What is needed: State how many lines of the entries below hold the word "虫鸣秘闻"; reply with nothing but the number.

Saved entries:

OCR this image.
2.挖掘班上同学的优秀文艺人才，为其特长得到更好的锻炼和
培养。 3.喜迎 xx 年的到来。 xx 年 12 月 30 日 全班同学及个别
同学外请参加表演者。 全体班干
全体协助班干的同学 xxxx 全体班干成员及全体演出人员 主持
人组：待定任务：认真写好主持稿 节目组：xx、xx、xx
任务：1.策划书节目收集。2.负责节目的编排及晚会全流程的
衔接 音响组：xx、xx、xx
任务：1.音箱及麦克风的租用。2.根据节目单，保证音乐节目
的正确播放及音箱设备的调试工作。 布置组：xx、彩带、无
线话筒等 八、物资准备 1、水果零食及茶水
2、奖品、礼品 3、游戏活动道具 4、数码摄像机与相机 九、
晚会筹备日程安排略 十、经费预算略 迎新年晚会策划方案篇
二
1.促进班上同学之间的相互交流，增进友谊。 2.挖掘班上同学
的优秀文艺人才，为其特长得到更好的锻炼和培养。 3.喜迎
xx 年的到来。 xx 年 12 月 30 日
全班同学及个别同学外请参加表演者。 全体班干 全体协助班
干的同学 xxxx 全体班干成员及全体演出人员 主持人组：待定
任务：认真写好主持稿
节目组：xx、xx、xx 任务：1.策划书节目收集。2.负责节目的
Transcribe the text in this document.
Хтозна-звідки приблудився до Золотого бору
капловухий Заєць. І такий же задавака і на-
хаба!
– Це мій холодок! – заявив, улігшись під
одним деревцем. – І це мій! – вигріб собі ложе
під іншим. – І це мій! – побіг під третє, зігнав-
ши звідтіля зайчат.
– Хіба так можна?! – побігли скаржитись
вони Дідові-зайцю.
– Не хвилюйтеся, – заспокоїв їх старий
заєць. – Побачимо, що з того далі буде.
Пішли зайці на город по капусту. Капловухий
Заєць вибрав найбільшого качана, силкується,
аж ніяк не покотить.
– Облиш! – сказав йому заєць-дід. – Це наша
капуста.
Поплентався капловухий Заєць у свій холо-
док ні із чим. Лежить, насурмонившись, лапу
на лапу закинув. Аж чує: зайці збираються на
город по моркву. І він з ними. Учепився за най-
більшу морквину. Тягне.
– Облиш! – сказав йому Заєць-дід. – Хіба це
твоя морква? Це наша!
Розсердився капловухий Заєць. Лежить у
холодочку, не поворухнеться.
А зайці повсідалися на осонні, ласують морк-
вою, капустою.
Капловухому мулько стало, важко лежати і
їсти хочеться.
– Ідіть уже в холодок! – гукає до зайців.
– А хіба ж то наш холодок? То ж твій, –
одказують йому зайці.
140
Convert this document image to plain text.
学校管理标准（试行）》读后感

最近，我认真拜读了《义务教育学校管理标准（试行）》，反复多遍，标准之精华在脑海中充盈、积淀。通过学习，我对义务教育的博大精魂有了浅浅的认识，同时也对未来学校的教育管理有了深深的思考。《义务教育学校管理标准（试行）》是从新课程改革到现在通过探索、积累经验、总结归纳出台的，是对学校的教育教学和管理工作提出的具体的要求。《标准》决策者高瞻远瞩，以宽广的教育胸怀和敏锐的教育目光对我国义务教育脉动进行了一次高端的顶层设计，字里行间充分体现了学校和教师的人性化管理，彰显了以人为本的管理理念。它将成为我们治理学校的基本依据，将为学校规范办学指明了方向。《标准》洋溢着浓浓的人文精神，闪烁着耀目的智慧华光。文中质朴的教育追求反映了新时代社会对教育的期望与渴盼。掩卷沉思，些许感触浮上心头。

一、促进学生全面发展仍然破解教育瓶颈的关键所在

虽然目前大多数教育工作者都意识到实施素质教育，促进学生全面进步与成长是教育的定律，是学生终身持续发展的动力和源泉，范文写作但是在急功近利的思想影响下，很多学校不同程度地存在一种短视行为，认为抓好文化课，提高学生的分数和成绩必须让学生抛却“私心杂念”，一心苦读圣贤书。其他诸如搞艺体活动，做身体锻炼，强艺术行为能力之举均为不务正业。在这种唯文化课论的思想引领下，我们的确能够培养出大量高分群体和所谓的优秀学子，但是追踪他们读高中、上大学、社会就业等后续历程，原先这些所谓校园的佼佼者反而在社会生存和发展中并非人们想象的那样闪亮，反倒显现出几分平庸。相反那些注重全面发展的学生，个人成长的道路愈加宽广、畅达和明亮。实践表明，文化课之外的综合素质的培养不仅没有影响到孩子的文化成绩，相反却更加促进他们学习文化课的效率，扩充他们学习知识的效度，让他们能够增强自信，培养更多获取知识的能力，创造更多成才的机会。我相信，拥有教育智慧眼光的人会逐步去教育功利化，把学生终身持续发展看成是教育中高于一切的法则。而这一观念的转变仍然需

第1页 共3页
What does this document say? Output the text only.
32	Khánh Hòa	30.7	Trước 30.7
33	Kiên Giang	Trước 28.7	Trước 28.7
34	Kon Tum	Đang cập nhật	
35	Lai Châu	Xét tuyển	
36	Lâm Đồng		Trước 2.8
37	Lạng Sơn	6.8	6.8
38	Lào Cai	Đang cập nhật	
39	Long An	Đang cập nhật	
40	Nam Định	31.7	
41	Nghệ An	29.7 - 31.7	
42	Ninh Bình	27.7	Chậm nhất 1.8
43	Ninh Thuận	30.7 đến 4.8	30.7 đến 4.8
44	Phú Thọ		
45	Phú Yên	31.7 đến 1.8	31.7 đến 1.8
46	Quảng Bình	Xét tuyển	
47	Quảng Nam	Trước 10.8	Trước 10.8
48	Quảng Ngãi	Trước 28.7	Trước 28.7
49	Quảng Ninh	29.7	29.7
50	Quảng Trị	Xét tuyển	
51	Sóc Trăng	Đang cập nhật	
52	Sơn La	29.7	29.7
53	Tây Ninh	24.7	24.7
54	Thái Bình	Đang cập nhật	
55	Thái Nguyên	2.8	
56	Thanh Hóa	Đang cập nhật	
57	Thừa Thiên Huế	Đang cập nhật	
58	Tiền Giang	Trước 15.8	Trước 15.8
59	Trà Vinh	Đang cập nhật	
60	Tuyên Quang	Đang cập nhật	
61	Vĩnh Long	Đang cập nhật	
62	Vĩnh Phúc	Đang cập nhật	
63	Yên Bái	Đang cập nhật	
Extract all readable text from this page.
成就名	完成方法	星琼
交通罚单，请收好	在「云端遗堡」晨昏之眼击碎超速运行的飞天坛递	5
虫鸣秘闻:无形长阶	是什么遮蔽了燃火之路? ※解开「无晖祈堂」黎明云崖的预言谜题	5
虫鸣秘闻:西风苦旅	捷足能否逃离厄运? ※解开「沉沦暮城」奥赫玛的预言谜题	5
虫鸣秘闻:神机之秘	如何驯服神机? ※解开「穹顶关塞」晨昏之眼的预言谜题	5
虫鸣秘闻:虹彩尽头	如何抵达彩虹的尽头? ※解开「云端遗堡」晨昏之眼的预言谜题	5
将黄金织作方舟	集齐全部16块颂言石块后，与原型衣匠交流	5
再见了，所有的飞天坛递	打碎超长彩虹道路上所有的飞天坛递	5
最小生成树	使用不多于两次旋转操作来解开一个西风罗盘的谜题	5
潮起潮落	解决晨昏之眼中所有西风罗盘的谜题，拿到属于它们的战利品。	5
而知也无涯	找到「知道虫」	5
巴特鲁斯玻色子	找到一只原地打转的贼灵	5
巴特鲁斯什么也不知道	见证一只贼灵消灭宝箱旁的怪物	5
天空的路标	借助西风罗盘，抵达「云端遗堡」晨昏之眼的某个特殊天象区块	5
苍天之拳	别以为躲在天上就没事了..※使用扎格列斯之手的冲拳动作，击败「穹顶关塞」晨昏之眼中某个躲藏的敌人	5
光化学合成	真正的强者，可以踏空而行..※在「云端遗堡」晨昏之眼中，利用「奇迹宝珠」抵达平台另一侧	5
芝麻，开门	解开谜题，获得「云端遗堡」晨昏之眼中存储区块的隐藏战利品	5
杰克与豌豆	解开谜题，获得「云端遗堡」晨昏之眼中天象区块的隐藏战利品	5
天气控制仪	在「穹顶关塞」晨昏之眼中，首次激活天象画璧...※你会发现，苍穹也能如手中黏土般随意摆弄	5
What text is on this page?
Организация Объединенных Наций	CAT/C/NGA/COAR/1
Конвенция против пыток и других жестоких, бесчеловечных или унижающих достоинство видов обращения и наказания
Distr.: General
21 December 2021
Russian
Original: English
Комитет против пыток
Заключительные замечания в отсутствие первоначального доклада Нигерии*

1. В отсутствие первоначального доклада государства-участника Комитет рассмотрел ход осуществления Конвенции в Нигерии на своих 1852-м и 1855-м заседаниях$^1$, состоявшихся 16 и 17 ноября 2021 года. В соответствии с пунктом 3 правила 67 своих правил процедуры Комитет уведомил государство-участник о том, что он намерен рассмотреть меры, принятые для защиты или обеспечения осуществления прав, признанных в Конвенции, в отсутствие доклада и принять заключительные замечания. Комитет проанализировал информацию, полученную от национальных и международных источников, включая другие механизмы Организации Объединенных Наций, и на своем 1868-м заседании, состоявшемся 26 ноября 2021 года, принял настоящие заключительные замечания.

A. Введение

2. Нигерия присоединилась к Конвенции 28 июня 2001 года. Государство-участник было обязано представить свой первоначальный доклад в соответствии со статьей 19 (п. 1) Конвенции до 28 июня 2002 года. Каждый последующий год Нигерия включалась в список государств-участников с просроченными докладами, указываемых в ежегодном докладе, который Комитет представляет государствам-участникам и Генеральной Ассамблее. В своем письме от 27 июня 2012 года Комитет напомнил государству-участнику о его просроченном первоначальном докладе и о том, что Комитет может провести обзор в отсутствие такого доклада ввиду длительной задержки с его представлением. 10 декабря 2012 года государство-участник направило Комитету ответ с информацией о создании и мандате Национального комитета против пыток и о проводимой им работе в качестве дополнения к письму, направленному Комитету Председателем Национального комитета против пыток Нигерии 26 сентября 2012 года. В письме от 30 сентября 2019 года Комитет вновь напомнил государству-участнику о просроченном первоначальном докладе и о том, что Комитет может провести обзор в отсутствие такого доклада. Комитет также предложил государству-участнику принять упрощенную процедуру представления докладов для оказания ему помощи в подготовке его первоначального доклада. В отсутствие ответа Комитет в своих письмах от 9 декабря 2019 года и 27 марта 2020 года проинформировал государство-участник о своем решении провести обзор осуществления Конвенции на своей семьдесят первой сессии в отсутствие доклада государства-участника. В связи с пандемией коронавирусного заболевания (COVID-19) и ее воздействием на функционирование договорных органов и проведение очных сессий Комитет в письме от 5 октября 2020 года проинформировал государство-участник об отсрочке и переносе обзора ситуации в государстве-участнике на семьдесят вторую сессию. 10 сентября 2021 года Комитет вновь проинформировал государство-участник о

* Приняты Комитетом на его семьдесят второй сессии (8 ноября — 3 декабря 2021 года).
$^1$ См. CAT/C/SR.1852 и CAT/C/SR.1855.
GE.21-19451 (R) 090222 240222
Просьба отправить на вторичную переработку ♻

Result of this exercise: 4